**Set exercise**
Using the records that follow, copy every line containing the word "caption".
— BEGIN Records supplied —
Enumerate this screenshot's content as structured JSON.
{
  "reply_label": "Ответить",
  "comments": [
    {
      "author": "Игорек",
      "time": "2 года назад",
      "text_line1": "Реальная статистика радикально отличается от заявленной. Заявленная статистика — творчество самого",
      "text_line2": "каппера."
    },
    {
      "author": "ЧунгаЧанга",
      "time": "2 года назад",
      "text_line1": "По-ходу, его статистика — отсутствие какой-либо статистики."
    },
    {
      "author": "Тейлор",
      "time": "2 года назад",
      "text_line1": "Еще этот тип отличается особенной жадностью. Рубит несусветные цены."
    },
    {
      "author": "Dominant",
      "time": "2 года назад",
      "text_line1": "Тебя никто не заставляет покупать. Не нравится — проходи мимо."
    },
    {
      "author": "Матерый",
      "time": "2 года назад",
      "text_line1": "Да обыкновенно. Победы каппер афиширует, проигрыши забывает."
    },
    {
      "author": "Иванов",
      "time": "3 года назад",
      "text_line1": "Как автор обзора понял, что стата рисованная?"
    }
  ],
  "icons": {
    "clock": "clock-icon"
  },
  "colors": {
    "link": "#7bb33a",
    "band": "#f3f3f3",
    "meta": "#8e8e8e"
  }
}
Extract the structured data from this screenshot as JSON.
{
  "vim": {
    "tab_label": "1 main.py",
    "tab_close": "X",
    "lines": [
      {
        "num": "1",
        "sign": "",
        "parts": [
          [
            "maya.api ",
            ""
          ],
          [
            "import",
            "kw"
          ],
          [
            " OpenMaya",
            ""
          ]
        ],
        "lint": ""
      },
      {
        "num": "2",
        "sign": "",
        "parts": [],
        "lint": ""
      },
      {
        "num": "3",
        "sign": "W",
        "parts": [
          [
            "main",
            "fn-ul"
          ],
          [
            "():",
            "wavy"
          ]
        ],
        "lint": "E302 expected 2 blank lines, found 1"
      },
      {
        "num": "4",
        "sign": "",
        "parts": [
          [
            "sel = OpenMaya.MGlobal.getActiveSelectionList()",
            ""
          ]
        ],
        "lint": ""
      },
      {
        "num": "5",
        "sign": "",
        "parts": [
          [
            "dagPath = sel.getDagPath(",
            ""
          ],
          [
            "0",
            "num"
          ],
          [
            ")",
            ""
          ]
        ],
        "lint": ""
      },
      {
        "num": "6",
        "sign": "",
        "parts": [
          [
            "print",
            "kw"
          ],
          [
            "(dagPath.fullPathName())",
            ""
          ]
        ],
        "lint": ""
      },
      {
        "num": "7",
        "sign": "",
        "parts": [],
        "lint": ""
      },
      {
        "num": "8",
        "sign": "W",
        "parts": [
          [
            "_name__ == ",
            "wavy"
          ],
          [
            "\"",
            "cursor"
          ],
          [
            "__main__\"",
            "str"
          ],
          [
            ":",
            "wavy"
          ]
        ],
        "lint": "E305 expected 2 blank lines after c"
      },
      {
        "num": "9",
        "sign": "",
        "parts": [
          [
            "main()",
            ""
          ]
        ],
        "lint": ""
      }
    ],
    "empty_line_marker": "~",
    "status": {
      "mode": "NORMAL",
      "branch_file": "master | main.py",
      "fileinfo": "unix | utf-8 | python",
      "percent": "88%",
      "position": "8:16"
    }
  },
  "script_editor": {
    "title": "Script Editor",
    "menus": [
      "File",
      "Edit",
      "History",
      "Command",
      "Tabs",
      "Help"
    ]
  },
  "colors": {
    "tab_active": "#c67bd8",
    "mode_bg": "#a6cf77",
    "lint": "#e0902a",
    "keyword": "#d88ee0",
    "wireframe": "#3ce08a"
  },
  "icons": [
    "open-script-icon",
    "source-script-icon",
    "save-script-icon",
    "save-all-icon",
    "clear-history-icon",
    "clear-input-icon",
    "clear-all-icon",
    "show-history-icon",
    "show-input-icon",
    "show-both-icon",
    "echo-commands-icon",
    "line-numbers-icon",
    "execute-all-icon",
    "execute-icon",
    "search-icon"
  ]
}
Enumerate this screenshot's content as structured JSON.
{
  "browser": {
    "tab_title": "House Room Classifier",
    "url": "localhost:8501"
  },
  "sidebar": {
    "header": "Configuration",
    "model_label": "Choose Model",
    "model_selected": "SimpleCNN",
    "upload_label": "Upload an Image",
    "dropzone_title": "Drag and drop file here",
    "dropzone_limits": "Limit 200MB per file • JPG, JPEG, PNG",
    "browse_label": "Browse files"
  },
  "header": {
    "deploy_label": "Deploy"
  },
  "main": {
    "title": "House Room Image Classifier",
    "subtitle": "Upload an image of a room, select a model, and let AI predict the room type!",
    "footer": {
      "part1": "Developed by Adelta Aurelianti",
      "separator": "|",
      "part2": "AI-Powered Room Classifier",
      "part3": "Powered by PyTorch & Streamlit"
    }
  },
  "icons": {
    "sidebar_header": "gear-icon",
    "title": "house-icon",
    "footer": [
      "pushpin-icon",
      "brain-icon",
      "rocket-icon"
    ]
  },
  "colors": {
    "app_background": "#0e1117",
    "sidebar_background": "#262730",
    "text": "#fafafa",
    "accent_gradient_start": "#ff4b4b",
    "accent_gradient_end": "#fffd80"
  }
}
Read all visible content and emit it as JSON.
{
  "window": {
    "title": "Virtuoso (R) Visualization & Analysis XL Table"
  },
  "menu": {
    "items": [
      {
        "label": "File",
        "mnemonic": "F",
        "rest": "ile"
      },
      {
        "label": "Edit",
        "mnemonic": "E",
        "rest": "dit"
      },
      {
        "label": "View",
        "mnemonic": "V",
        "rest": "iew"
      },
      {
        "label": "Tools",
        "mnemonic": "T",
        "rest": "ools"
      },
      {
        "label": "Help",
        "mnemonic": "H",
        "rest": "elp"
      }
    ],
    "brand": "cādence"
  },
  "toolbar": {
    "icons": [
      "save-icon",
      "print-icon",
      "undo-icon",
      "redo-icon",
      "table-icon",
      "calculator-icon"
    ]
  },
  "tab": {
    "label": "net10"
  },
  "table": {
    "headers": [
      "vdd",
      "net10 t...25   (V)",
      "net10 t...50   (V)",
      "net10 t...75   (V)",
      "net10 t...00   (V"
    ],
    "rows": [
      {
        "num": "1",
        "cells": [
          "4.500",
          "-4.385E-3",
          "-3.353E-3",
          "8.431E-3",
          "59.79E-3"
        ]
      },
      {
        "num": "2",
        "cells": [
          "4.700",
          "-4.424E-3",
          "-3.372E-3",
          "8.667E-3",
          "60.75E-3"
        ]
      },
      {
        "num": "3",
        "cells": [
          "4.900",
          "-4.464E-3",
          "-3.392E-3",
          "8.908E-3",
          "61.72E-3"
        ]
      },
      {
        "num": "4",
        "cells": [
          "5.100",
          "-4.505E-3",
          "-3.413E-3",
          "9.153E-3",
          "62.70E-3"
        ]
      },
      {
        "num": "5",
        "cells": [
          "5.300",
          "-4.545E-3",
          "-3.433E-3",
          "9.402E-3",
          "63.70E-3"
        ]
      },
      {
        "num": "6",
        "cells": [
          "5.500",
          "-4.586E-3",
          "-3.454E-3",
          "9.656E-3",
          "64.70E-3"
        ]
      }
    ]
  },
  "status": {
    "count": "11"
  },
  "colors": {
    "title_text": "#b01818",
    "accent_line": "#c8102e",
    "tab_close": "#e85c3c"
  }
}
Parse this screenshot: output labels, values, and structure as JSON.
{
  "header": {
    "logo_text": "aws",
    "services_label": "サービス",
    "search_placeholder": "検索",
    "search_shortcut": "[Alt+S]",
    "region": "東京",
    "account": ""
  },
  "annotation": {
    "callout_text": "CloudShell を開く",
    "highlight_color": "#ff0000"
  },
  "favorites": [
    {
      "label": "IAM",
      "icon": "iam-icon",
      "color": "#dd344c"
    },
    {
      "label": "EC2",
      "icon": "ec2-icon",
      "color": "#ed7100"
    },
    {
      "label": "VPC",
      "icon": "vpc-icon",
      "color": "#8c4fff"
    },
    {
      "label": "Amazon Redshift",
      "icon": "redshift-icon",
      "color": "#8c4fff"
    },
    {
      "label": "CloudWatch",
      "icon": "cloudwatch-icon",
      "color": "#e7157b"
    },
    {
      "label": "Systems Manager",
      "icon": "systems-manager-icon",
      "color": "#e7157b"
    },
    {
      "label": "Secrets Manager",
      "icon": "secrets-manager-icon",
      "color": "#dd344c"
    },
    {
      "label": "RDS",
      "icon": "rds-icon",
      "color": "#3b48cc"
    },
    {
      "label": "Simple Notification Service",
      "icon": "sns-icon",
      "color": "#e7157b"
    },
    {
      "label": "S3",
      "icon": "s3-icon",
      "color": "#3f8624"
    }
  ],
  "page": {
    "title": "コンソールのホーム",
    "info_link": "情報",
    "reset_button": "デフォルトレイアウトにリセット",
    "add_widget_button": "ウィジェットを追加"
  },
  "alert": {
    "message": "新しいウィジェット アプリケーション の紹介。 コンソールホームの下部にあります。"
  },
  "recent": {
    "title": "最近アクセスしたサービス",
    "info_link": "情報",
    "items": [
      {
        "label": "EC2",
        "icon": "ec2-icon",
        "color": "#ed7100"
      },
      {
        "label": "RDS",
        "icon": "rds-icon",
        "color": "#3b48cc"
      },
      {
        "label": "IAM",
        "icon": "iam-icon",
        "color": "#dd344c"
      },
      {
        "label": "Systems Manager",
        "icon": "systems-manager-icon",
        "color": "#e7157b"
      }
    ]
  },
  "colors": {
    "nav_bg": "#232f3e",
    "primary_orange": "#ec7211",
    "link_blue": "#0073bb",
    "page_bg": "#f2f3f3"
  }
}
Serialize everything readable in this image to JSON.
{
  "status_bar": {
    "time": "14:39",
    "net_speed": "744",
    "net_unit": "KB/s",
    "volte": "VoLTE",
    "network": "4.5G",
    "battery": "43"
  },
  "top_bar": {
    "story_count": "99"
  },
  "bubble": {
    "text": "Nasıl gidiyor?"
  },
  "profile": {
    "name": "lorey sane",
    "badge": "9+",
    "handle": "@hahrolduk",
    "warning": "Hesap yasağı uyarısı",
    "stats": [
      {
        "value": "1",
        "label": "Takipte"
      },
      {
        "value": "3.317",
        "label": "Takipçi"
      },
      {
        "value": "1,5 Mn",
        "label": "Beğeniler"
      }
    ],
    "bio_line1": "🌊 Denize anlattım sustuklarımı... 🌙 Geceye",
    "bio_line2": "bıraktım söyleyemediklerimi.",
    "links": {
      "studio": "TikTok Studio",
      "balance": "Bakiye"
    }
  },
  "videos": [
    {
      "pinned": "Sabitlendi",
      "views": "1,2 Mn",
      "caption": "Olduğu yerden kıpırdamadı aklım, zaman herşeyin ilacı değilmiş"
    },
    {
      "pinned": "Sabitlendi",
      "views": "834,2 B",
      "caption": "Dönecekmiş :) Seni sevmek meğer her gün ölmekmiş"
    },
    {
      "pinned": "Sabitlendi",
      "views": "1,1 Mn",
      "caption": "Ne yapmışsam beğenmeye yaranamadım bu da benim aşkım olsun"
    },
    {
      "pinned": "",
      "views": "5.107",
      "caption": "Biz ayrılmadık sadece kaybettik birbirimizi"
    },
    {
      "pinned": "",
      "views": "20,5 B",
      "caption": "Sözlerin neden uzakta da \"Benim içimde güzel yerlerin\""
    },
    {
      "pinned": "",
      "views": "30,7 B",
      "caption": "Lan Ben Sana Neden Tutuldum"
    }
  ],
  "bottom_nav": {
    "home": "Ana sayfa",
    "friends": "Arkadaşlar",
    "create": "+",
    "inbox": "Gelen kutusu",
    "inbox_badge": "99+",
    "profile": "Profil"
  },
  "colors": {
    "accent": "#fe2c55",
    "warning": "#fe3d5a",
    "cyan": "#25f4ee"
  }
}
— END Records supplied —
**Solution to the problem**
      "caption": "Olduğu yerden kıpırdamadı aklım, zaman herşeyin ilacı değilmiş"
      "caption": "Dönecekmiş :) Seni sevmek meğer her gün ölmekmiş"
      "caption": "Ne yapmışsam beğenmeye yaranamadım bu da benim aşkım olsun"
      "caption": "Biz ayrılmadık sadece kaybettik birbirimizi"
      "caption": "Sözlerin neden uzakta da \"Benim içimde güzel yerlerin\""
      "caption": "Lan Ben Sana Neden Tutuldum"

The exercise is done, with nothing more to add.